Collected data

· · ·

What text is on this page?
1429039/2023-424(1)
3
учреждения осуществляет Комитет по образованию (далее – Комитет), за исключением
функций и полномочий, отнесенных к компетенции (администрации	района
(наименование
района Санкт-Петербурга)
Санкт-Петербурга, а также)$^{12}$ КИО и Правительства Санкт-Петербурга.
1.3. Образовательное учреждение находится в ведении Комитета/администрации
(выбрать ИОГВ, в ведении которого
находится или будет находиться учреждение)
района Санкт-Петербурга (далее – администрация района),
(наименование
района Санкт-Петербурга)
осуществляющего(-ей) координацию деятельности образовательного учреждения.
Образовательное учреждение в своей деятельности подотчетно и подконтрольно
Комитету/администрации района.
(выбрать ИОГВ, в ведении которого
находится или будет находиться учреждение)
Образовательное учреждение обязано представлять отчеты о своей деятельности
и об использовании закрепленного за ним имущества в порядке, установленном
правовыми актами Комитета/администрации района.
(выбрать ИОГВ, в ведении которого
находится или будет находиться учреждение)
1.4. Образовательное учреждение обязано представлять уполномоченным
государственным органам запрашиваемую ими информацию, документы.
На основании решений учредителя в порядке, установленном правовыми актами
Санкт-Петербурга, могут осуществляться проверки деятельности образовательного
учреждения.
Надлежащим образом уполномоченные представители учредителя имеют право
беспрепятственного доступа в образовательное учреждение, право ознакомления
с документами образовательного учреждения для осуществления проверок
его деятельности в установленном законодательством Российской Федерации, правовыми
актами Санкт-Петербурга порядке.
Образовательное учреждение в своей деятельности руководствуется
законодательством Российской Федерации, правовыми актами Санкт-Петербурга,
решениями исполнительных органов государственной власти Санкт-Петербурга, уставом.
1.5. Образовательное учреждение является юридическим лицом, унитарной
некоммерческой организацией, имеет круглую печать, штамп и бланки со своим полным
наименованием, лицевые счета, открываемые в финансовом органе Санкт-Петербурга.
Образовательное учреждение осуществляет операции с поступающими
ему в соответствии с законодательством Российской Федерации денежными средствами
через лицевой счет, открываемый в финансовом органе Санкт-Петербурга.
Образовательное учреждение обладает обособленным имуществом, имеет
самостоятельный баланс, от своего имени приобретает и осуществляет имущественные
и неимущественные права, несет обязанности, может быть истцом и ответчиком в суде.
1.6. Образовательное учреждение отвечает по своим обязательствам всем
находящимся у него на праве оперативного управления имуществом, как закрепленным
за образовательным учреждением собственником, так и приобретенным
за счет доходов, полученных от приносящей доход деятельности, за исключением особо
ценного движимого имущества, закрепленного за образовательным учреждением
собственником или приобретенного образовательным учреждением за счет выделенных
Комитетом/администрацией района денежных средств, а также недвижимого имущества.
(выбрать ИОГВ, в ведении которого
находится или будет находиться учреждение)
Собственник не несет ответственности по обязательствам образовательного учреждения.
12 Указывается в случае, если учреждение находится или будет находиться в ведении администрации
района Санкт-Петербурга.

· · ·

Report how many lines above hold the string "района", giving nothing but the number.

8